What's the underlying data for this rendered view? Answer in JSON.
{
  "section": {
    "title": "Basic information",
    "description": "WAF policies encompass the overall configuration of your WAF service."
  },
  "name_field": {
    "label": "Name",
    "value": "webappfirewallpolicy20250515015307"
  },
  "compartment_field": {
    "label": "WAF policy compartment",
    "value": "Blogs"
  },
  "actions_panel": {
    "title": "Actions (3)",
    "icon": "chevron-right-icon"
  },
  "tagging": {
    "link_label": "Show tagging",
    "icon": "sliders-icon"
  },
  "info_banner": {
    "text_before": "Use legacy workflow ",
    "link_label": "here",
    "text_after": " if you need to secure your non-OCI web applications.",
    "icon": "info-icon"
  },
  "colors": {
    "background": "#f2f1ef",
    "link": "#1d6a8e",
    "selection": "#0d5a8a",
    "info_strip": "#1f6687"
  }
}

======

Your instructions: Output the records above in their entirety, exactly.

Answer:
What's the underlying data for this rendered view? Answer in JSON.
{
  "section": {
    "title": "Basic information",
    "description": "WAF policies encompass the overall configuration of your WAF service."
  },
  "name_field": {
    "label": "Name",
    "value": "webappfirewallpolicy20250515015307"
  },
  "compartment_field": {
    "label": "WAF policy compartment",
    "value": "Blogs"
  },
  "actions_panel": {
    "title": "Actions (3)",
    "icon": "chevron-right-icon"
  },
  "tagging": {
    "link_label": "Show tagging",
    "icon": "sliders-icon"
  },
  "info_banner": {
    "text_before": "Use legacy workflow ",
    "link_label": "here",
    "text_after": " if you need to secure your non-OCI web applications.",
    "icon": "info-icon"
  },
  "colors": {
    "background": "#f2f1ef",
    "link": "#1d6a8e",
    "selection": "#0d5a8a",
    "info_strip": "#1f6687"
  }
}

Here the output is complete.